Goal:
From the listing below, pull out all lines with "this" in them.

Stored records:
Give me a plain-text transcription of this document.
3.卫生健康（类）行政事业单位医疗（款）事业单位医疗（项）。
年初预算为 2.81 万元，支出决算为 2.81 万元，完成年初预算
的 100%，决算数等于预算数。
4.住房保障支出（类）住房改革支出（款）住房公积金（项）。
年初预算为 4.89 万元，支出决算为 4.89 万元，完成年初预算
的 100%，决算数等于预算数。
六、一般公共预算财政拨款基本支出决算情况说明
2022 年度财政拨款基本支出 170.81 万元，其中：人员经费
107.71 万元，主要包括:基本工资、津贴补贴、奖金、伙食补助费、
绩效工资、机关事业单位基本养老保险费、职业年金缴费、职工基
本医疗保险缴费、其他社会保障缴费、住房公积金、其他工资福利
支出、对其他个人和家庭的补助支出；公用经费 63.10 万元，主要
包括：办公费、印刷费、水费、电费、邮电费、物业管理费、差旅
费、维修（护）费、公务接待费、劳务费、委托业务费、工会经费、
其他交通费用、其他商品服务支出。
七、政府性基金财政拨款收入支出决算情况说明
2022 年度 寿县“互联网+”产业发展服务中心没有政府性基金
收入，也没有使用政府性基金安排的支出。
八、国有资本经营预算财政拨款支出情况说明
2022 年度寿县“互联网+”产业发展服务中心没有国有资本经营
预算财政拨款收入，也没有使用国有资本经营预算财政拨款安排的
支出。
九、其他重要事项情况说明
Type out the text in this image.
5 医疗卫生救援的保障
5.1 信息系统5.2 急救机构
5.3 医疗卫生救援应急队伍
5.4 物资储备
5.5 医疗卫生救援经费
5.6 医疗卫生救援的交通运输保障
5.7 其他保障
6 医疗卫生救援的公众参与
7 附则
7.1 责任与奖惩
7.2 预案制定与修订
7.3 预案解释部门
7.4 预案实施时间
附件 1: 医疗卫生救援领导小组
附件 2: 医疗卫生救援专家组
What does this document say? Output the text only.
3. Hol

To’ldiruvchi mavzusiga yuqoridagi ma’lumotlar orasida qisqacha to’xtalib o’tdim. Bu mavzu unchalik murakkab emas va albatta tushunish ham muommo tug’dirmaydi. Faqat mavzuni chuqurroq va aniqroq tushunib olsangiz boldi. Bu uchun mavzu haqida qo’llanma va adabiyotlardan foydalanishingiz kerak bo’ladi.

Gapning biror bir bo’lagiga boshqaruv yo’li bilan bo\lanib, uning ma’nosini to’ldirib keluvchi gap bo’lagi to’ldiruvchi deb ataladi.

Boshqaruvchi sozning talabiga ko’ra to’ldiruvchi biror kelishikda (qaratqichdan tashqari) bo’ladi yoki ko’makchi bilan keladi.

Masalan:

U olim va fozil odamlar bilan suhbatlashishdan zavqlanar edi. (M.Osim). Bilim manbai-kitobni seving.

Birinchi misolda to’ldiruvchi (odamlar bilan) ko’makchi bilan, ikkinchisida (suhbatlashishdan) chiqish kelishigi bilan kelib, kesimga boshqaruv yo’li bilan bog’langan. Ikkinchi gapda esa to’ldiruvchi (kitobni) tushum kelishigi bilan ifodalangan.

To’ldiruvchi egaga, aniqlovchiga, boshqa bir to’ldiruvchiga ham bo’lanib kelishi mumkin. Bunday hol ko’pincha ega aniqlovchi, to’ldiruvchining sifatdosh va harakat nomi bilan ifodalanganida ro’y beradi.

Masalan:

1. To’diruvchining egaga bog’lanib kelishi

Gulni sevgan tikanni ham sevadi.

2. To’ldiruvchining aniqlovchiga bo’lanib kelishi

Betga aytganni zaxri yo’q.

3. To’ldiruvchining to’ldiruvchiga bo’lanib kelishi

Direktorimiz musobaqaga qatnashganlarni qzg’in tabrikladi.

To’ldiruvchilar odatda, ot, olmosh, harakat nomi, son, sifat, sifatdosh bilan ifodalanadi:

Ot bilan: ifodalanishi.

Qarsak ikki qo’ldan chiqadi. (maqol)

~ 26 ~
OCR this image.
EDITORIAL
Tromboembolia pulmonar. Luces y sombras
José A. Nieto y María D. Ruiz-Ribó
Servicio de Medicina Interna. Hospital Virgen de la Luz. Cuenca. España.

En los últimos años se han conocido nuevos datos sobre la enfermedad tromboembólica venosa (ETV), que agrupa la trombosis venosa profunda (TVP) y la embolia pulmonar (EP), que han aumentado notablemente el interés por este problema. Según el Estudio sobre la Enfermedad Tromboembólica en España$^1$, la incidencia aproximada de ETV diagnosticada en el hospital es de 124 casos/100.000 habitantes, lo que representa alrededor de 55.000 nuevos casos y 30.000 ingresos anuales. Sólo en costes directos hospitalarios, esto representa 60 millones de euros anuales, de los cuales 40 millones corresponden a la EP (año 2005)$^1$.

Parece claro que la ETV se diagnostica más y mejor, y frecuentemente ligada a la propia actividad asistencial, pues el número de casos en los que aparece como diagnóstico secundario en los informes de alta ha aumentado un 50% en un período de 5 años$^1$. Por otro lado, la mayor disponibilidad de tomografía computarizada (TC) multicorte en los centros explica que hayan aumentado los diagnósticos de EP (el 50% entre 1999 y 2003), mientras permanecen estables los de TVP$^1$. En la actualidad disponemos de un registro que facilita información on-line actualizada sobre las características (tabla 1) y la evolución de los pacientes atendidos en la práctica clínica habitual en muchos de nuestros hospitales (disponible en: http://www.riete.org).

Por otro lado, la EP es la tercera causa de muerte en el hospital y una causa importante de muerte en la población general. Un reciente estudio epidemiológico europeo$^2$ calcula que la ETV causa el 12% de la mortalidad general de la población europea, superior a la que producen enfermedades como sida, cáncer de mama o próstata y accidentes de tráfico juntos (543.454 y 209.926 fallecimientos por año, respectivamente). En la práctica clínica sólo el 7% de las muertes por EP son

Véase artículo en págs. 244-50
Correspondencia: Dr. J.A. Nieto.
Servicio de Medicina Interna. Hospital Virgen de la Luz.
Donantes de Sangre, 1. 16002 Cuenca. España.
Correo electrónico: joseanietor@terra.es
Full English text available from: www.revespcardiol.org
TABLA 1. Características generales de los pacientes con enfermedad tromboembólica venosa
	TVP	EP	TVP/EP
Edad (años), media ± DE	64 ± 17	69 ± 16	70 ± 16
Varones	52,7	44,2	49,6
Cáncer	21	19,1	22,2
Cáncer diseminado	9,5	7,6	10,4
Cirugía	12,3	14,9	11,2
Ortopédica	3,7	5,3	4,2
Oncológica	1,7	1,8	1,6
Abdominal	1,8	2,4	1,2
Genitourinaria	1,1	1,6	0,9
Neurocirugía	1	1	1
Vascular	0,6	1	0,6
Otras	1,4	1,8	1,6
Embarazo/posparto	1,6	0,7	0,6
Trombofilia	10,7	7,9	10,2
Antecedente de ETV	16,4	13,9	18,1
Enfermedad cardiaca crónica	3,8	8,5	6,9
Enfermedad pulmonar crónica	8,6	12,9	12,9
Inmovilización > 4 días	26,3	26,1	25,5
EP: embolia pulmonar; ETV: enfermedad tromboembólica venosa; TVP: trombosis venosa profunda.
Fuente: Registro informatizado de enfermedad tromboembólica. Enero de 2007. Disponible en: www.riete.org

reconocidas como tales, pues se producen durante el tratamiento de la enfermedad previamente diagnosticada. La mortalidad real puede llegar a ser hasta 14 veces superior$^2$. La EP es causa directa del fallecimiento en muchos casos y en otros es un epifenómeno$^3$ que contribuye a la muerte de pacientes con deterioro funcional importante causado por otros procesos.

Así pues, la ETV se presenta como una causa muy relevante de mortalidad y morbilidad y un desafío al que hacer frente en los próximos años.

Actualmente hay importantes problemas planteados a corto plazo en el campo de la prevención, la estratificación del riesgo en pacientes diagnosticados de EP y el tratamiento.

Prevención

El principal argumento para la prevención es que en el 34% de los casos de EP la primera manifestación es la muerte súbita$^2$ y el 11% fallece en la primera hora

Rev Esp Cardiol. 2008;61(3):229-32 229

Reply to the exercise:
Give me a plain-text transcription of this document.
Type out the text in this image.
What does this document say? Output the text only.
OCR this image.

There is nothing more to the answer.